* **Description of the task**
Review the material and extract every line in which the word "nChrome" occurs.

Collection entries
— start —

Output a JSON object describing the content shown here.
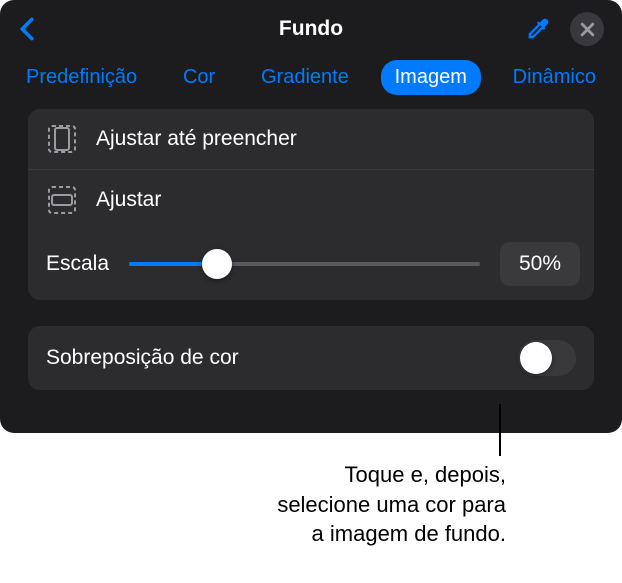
{
  "header": {
    "title": "Fundo"
  },
  "tabs": {
    "preset": "Predefinição",
    "color": "Cor",
    "gradient": "Gradiente",
    "image": "Imagem",
    "dynamic": "Dinâmico"
  },
  "options": {
    "scale_to_fill": "Ajustar até preencher",
    "scale_to_fit": "Ajustar",
    "scale_label": "Escala",
    "scale_value": "50%"
  },
  "overlay": {
    "label": "Sobreposição de cor"
  },
  "callout": {
    "line1": "Toque e, depois,",
    "line2": "selecione uma cor para",
    "line3": "a imagem de fundo."
  }
}
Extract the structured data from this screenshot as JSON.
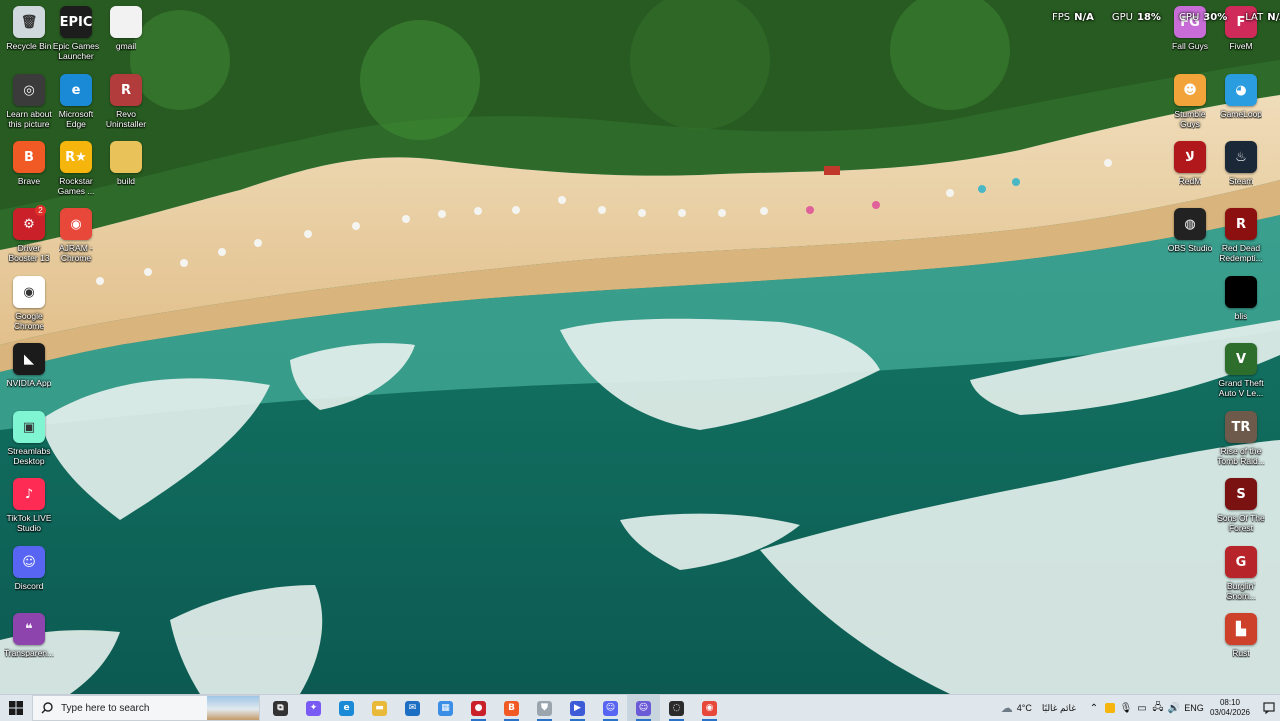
{
  "desktop": {
    "icons_left": [
      {
        "label": "Recycle Bin",
        "icon": "recycle-bin-icon",
        "color": "#cfd8dc",
        "glyph": "🗑"
      },
      {
        "label": "Epic Games\nLauncher",
        "icon": "epic-games-icon",
        "color": "#1d1d1d",
        "glyph": "EPIC"
      },
      {
        "label": "gmail",
        "icon": "text-file-icon",
        "color": "#f2f2f2",
        "glyph": ""
      },
      {
        "label": "Learn about\nthis picture",
        "icon": "spotlight-icon",
        "color": "#3b3b3b",
        "glyph": "◎"
      },
      {
        "label": "Microsoft\nEdge",
        "icon": "edge-icon",
        "color": "#1a8ad6",
        "glyph": "e"
      },
      {
        "label": "Revo\nUninstaller",
        "icon": "revo-uninstaller-icon",
        "color": "#b23b3b",
        "glyph": "R"
      },
      {
        "label": "Brave",
        "icon": "brave-icon",
        "color": "#f15a24",
        "glyph": "B"
      },
      {
        "label": "Rockstar\nGames ...",
        "icon": "rockstar-icon",
        "color": "#f5b50c",
        "glyph": "R★"
      },
      {
        "label": "build",
        "icon": "folder-icon",
        "color": "#e9c25a",
        "glyph": ""
      },
      {
        "label": "Driver\nBooster 13",
        "icon": "driver-booster-icon",
        "color": "#c9202a",
        "glyph": "⚙"
      },
      {
        "label": "AJRAM -\nChrome",
        "icon": "chrome-profile-icon",
        "color": "#e8483a",
        "glyph": "◉"
      },
      {
        "label": "Google\nChrome",
        "icon": "chrome-icon",
        "color": "#ffffff",
        "glyph": "◉"
      },
      {
        "label": "NVIDIA App",
        "icon": "nvidia-icon",
        "color": "#1b1b1b",
        "glyph": "◣"
      },
      {
        "label": "Streamlabs\nDesktop",
        "icon": "streamlabs-icon",
        "color": "#80f5d2",
        "glyph": "▣"
      },
      {
        "label": "TikTok LIVE\nStudio",
        "icon": "tiktok-icon",
        "color": "#fe2c55",
        "glyph": "♪"
      },
      {
        "label": "Discord",
        "icon": "discord-icon",
        "color": "#5865f2",
        "glyph": "☺"
      },
      {
        "label": "Transparen...",
        "icon": "transparent-chat-icon",
        "color": "#8e44ad",
        "glyph": "❝"
      }
    ],
    "icons_right": [
      {
        "label": "Fall Guys",
        "icon": "fall-guys-icon",
        "color": "#c86dd7",
        "glyph": "FG"
      },
      {
        "label": "FiveM",
        "icon": "fivem-icon",
        "color": "#d02a5b",
        "glyph": "F"
      },
      {
        "label": "Stumble\nGuys",
        "icon": "stumble-guys-icon",
        "color": "#f2a33a",
        "glyph": "☻"
      },
      {
        "label": "GameLoop",
        "icon": "gameloop-icon",
        "color": "#2a9de0",
        "glyph": "◕"
      },
      {
        "label": "RedM",
        "icon": "redm-icon",
        "color": "#b0181c",
        "glyph": "ﻻ"
      },
      {
        "label": "Steam",
        "icon": "steam-icon",
        "color": "#1b2838",
        "glyph": "♨"
      },
      {
        "label": "OBS Studio",
        "icon": "obs-icon",
        "color": "#222222",
        "glyph": "◍"
      },
      {
        "label": "Red Dead\nRedempti...",
        "icon": "red-dead-icon",
        "color": "#8c1010",
        "glyph": "R"
      },
      {
        "label": "blis",
        "icon": "blis-icon",
        "color": "#000000",
        "glyph": ""
      },
      {
        "label": "Grand Theft\nAuto V Le...",
        "icon": "gta-v-icon",
        "color": "#2d6e2d",
        "glyph": "V"
      },
      {
        "label": "Rise of the\nTomb Raid...",
        "icon": "tomb-raider-icon",
        "color": "#6d5a4a",
        "glyph": "TR"
      },
      {
        "label": "Sons Of The\nForest",
        "icon": "sons-of-the-forest-icon",
        "color": "#7a1212",
        "glyph": "S"
      },
      {
        "label": "Burglin'\nGnom...",
        "icon": "burglin-gnomes-icon",
        "color": "#b7252a",
        "glyph": "G"
      },
      {
        "label": "Rust",
        "icon": "rust-icon",
        "color": "#cd412b",
        "glyph": "▙"
      }
    ],
    "driver_badge": "2"
  },
  "perf_overlay": {
    "fps_label": "FPS",
    "fps_value": "N/A",
    "gpu_label": "GPU",
    "gpu_value": "18%",
    "cpu_label": "CPU",
    "cpu_value": "30%",
    "lat_label": "LAT",
    "lat_value": "N/A"
  },
  "taskbar": {
    "search_placeholder": "Type here to search",
    "pinned": [
      {
        "icon": "task-view-icon",
        "color": "#333333",
        "glyph": "⧉"
      },
      {
        "icon": "copilot-icon",
        "color": "#7a5af5",
        "glyph": "✦"
      },
      {
        "icon": "edge-icon",
        "color": "#1a8ad6",
        "glyph": "e"
      },
      {
        "icon": "file-explorer-icon",
        "color": "#e9b93a",
        "glyph": "▬"
      },
      {
        "icon": "mail-icon",
        "color": "#1d6fc4",
        "glyph": "✉"
      },
      {
        "icon": "microsoft-store-icon",
        "color": "#3a8ee6",
        "glyph": "▦"
      },
      {
        "icon": "recording-icon",
        "color": "#c9202a",
        "glyph": "●"
      },
      {
        "icon": "brave-icon",
        "color": "#f15a24",
        "glyph": "B"
      },
      {
        "icon": "vpn-shield-icon",
        "color": "#9aa5ad",
        "glyph": "⛊"
      },
      {
        "icon": "media-player-icon",
        "color": "#3d5bd6",
        "glyph": "▶"
      },
      {
        "icon": "discord-icon",
        "color": "#5865f2",
        "glyph": "☺"
      },
      {
        "icon": "discord-ptb-icon",
        "color": "#6b5bd6",
        "glyph": "☺"
      },
      {
        "icon": "steam-helper-icon",
        "color": "#2b2b2b",
        "glyph": "◌"
      },
      {
        "icon": "chrome-icon",
        "color": "#e8483a",
        "glyph": "◉"
      }
    ],
    "weather_temp": "4°C",
    "weather_text": "غائم غالبًا",
    "language": "ENG",
    "time": "08:10",
    "date": "03/04/2026"
  }
}
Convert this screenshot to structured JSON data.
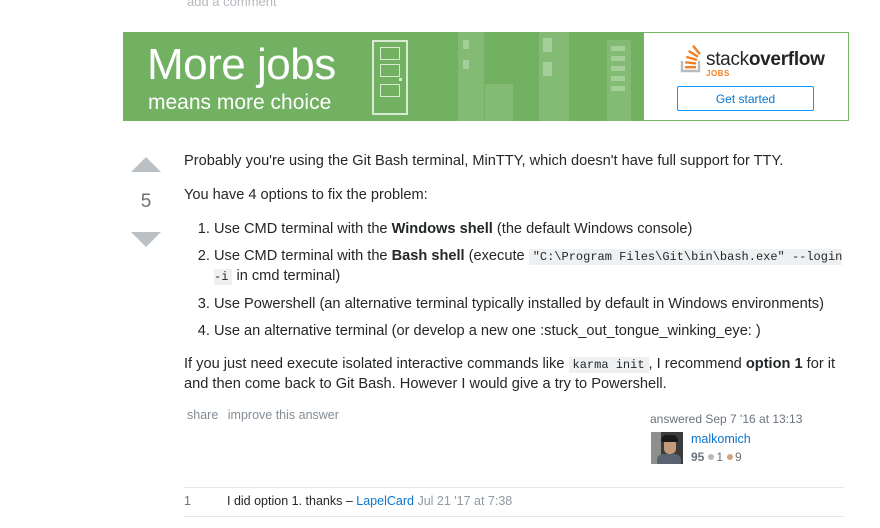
{
  "add_comment": "add a comment",
  "banner": {
    "headline": "More jobs",
    "subhead": "means more choice",
    "brand_word_light": "stack",
    "brand_word_bold": "overflow",
    "brand_sub": "JOBS",
    "cta": "Get started",
    "colors": {
      "green": "#72b062",
      "orange": "#f48024",
      "button_border": "#0a95ff"
    }
  },
  "vote": {
    "count": "5"
  },
  "answer": {
    "p1": "Probably you're using the Git Bash terminal, MinTTY, which doesn't have full support for TTY.",
    "p2": "You have 4 options to fix the problem:",
    "list": {
      "i1_pre": "Use CMD terminal with the ",
      "i1_bold": "Windows shell",
      "i1_post": " (the default Windows console)",
      "i2_pre": "Use CMD terminal with the ",
      "i2_bold": "Bash shell",
      "i2_mid": " (execute ",
      "i2_code": "\"C:\\Program Files\\Git\\bin\\bash.exe\" --login -i",
      "i2_post": " in cmd terminal)",
      "i3": "Use Powershell (an alternative terminal typically installed by default in Windows environments)",
      "i4": "Use an alternative terminal (or develop a new one :stuck_out_tongue_winking_eye: )"
    },
    "p3_pre": "If you just need execute isolated interactive commands like ",
    "p3_code": "karma init",
    "p3_mid": ", I recommend ",
    "p3_bold": "option 1",
    "p3_post": " for it and then come back to Git Bash. However I would give a try to Powershell."
  },
  "menu": {
    "share": "share",
    "improve": "improve this answer"
  },
  "user": {
    "answered": "answered Sep 7 '16 at 13:13",
    "name": "malkomich",
    "rep": "95",
    "silver": "1",
    "bronze": "9",
    "silver_color": "#b4b8bc",
    "bronze_color": "#d1a684"
  },
  "comment": {
    "score": "1",
    "text": "I did option 1. thanks – ",
    "user": "LapelCard",
    "date": "Jul 21 '17 at 7:38"
  }
}
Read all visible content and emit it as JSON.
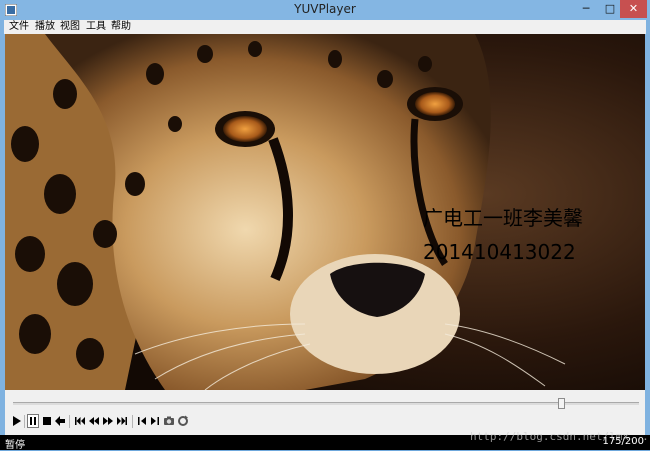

— end —

* **Answer**
        "label": "AJRAM -\nChrome",
        "label": "Google\nChrome",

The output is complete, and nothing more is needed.